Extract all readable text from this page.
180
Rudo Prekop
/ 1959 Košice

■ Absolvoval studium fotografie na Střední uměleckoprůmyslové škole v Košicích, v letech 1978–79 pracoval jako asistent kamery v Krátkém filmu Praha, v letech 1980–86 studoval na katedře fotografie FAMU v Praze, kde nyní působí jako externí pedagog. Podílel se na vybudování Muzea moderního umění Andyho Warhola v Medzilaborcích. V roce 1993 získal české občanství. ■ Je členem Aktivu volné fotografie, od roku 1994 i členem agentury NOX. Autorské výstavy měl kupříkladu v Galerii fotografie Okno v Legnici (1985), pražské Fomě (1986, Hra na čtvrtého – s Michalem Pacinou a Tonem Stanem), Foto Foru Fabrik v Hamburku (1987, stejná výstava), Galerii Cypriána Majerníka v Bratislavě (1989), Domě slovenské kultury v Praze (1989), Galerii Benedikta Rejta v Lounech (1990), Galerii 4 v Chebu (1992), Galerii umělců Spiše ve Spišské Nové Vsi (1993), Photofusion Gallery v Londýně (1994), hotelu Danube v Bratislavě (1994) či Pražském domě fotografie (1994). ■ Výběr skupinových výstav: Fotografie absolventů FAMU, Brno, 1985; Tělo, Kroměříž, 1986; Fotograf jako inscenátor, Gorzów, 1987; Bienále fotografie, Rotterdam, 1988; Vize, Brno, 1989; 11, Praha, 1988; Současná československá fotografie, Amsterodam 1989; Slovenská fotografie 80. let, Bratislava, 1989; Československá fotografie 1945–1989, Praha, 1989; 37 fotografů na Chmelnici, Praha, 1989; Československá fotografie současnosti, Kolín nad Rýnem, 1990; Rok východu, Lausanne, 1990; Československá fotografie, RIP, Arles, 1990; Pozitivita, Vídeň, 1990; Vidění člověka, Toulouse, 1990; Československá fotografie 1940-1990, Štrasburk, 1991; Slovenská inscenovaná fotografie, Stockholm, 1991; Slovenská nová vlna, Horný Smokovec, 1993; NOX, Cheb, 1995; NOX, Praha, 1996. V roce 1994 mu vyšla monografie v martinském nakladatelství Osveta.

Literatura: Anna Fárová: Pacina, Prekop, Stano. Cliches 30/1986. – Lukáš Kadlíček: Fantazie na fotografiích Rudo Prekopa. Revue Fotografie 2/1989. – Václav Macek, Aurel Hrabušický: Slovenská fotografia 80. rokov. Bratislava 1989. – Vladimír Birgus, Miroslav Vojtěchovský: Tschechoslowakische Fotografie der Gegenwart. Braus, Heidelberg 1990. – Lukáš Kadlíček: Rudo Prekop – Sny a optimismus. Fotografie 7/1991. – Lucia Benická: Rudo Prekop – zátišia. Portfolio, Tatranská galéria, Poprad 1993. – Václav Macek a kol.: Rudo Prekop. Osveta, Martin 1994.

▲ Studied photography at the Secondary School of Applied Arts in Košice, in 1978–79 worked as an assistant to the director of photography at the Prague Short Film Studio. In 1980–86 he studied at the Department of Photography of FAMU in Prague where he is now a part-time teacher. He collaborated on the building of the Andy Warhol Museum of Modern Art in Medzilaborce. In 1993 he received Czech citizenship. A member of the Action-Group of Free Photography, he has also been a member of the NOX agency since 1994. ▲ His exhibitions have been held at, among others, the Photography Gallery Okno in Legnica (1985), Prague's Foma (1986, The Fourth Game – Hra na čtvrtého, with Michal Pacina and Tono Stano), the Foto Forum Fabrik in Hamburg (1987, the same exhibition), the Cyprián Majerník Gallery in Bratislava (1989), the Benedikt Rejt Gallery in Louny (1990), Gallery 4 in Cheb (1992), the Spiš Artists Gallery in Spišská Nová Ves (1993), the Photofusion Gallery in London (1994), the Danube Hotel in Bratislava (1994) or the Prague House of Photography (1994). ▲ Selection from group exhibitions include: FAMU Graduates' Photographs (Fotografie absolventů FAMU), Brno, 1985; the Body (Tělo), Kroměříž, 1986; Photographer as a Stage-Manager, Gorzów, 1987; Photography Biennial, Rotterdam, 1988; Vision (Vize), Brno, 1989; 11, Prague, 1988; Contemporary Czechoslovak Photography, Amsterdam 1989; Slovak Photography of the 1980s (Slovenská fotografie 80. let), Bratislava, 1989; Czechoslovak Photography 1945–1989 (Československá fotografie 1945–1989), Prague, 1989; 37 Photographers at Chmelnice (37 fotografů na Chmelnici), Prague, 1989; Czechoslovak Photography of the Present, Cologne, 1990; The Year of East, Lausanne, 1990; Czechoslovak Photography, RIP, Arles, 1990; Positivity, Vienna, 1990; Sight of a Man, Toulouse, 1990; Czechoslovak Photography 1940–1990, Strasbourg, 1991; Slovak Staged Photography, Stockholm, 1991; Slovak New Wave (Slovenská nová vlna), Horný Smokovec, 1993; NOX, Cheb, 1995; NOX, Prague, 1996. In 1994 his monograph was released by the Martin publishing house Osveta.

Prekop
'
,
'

· · · · ·

Return every line exactly.

Extract all readable text from this page.
180
Rudo Prekop
/ 1959 Košice

■ Absolvoval studium fotografie na Střední uměleckoprůmyslové škole v Košicích, v letech 1978–79 pracoval jako asistent kamery v Krátkém filmu Praha, v letech 1980–86 studoval na katedře fotografie FAMU v Praze, kde nyní působí jako externí pedagog. Podílel se na vybudování Muzea moderního umění Andyho Warhola v Medzilaborcích. V roce 1993 získal české občanství. ■ Je členem Aktivu volné fotografie, od roku 1994 i členem agentury NOX. Autorské výstavy měl kupříkladu v Galerii fotografie Okno v Legnici (1985), pražské Fomě (1986, Hra na čtvrtého – s Michalem Pacinou a Tonem Stanem), Foto Foru Fabrik v Hamburku (1987, stejná výstava), Galerii Cypriána Majerníka v Bratislavě (1989), Domě slovenské kultury v Praze (1989), Galerii Benedikta Rejta v Lounech (1990), Galerii 4 v Chebu (1992), Galerii umělců Spiše ve Spišské Nové Vsi (1993), Photofusion Gallery v Londýně (1994), hotelu Danube v Bratislavě (1994) či Pražském domě fotografie (1994). ■ Výběr skupinových výstav: Fotografie absolventů FAMU, Brno, 1985; Tělo, Kroměříž, 1986; Fotograf jako inscenátor, Gorzów, 1987; Bienále fotografie, Rotterdam, 1988; Vize, Brno, 1989; 11, Praha, 1988; Současná československá fotografie, Amsterodam 1989; Slovenská fotografie 80. let, Bratislava, 1989; Československá fotografie 1945–1989, Praha, 1989; 37 fotografů na Chmelnici, Praha, 1989; Československá fotografie současnosti, Kolín nad Rýnem, 1990; Rok východu, Lausanne, 1990; Československá fotografie, RIP, Arles, 1990; Pozitivita, Vídeň, 1990; Vidění člověka, Toulouse, 1990; Československá fotografie 1940-1990, Štrasburk, 1991; Slovenská inscenovaná fotografie, Stockholm, 1991; Slovenská nová vlna, Horný Smokovec, 1993; NOX, Cheb, 1995; NOX, Praha, 1996. V roce 1994 mu vyšla monografie v martinském nakladatelství Osveta.

Literatura: Anna Fárová: Pacina, Prekop, Stano. Cliches 30/1986. – Lukáš Kadlíček: Fantazie na fotografiích Rudo Prekopa. Revue Fotografie 2/1989. – Václav Macek, Aurel Hrabušický: Slovenská fotografia 80. rokov. Bratislava 1989. – Vladimír Birgus, Miroslav Vojtěchovský: Tschechoslowakische Fotografie der Gegenwart. Braus, Heidelberg 1990. – Lukáš Kadlíček: Rudo Prekop – Sny a optimismus. Fotografie 7/1991. – Lucia Benická: Rudo Prekop – zátišia. Portfolio, Tatranská galéria, Poprad 1993. – Václav Macek a kol.: Rudo Prekop. Osveta, Martin 1994.

▲ Studied photography at the Secondary School of Applied Arts in Košice, in 1978–79 worked as an assistant to the director of photography at the Prague Short Film Studio. In 1980–86 he studied at the Department of Photography of FAMU in Prague where he is now a part-time teacher. He collaborated on the building of the Andy Warhol Museum of Modern Art in Medzilaborce. In 1993 he received Czech citizenship. A member of the Action-Group of Free Photography, he has also been a member of the NOX agency since 1994. ▲ His exhibitions have been held at, among others, the Photography Gallery Okno in Legnica (1985), Prague's Foma (1986, The Fourth Game – Hra na čtvrtého, with Michal Pacina and Tono Stano), the Foto Forum Fabrik in Hamburg (1987, the same exhibition), the Cyprián Majerník Gallery in Bratislava (1989), the Benedikt Rejt Gallery in Louny (1990), Gallery 4 in Cheb (1992), the Spiš Artists Gallery in Spišská Nová Ves (1993), the Photofusion Gallery in London (1994), the Danube Hotel in Bratislava (1994) or the Prague House of Photography (1994). ▲ Selection from group exhibitions include: FAMU Graduates' Photographs (Fotografie absolventů FAMU), Brno, 1985; the Body (Tělo), Kroměříž, 1986; Photographer as a Stage-Manager, Gorzów, 1987; Photography Biennial, Rotterdam, 1988; Vision (Vize), Brno, 1989; 11, Prague, 1988; Contemporary Czechoslovak Photography, Amsterdam 1989; Slovak Photography of the 1980s (Slovenská fotografie 80. let), Bratislava, 1989; Czechoslovak Photography 1945–1989 (Československá fotografie 1945–1989), Prague, 1989; 37 Photographers at Chmelnice (37 fotografů na Chmelnici), Prague, 1989; Czechoslovak Photography of the Present, Cologne, 1990; The Year of East, Lausanne, 1990; Czechoslovak Photography, RIP, Arles, 1990; Positivity, Vienna, 1990; Sight of a Man, Toulouse, 1990; Czechoslovak Photography 1940–1990, Strasbourg, 1991; Slovak Staged Photography, Stockholm, 1991; Slovak New Wave (Slovenská nová vlna), Horný Smokovec, 1993; NOX, Cheb, 1995; NOX, Prague, 1996. In 1994 his monograph was released by the Martin publishing house Osveta.

Prekop
'
,
'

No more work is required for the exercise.